— Start of GIVEN RECORDS —
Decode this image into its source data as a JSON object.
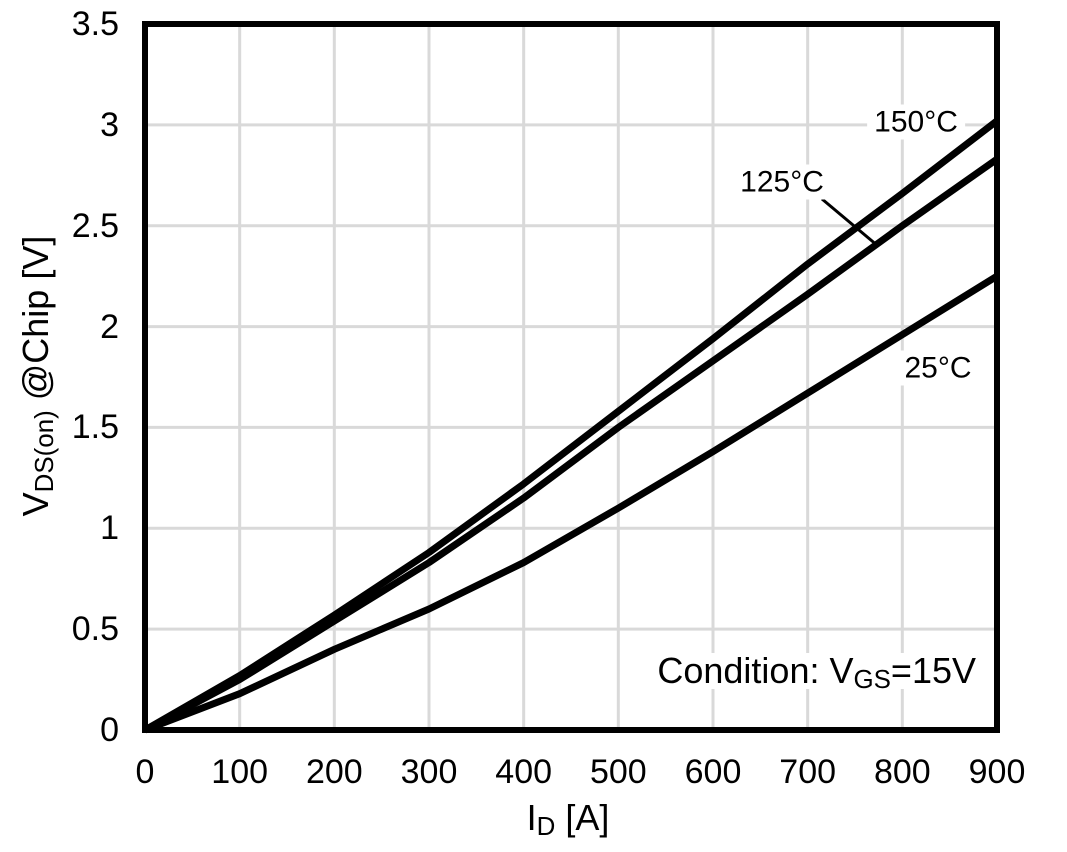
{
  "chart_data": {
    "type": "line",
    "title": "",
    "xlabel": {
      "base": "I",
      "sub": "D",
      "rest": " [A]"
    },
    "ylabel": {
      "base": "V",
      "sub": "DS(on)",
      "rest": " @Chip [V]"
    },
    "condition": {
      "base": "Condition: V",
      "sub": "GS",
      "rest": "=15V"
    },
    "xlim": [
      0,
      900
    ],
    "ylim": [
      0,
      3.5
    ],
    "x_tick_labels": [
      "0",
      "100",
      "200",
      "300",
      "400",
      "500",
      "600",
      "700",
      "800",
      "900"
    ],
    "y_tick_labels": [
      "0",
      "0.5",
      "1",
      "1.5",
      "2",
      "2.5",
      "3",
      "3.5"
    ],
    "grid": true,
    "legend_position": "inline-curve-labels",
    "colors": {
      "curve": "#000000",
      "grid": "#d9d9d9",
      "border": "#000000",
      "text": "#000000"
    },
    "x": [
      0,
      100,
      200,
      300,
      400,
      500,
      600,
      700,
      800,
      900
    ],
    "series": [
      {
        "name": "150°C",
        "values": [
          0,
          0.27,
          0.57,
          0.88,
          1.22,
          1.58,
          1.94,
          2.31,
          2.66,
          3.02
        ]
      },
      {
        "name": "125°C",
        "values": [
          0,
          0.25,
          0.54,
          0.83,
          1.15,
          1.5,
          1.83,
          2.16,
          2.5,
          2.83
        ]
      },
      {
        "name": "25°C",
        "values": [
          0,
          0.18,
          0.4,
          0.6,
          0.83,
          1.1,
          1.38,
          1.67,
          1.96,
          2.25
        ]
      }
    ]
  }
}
— End of GIVEN RECORDS —
◆ **TASK BRIEF**: What you return should match the records above word for word, minus the pictures.

◆ **COMPLETE ANSWER**:
Decode this image into its source data as a JSON object.
{
  "chart_data": {
    "type": "line",
    "title": "",
    "xlabel": {
      "base": "I",
      "sub": "D",
      "rest": " [A]"
    },
    "ylabel": {
      "base": "V",
      "sub": "DS(on)",
      "rest": " @Chip [V]"
    },
    "condition": {
      "base": "Condition: V",
      "sub": "GS",
      "rest": "=15V"
    },
    "xlim": [
      0,
      900
    ],
    "ylim": [
      0,
      3.5
    ],
    "x_tick_labels": [
      "0",
      "100",
      "200",
      "300",
      "400",
      "500",
      "600",
      "700",
      "800",
      "900"
    ],
    "y_tick_labels": [
      "0",
      "0.5",
      "1",
      "1.5",
      "2",
      "2.5",
      "3",
      "3.5"
    ],
    "grid": true,
    "legend_position": "inline-curve-labels",
    "colors": {
      "curve": "#000000",
      "grid": "#d9d9d9",
      "border": "#000000",
      "text": "#000000"
    },
    "x": [
      0,
      100,
      200,
      300,
      400,
      500,
      600,
      700,
      800,
      900
    ],
    "series": [
      {
        "name": "150°C",
        "values": [
          0,
          0.27,
          0.57,
          0.88,
          1.22,
          1.58,
          1.94,
          2.31,
          2.66,
          3.02
        ]
      },
      {
        "name": "125°C",
        "values": [
          0,
          0.25,
          0.54,
          0.83,
          1.15,
          1.5,
          1.83,
          2.16,
          2.5,
          2.83
        ]
      },
      {
        "name": "25°C",
        "values": [
          0,
          0.18,
          0.4,
          0.6,
          0.83,
          1.1,
          1.38,
          1.67,
          1.96,
          2.25
        ]
      }
    ]
  }
}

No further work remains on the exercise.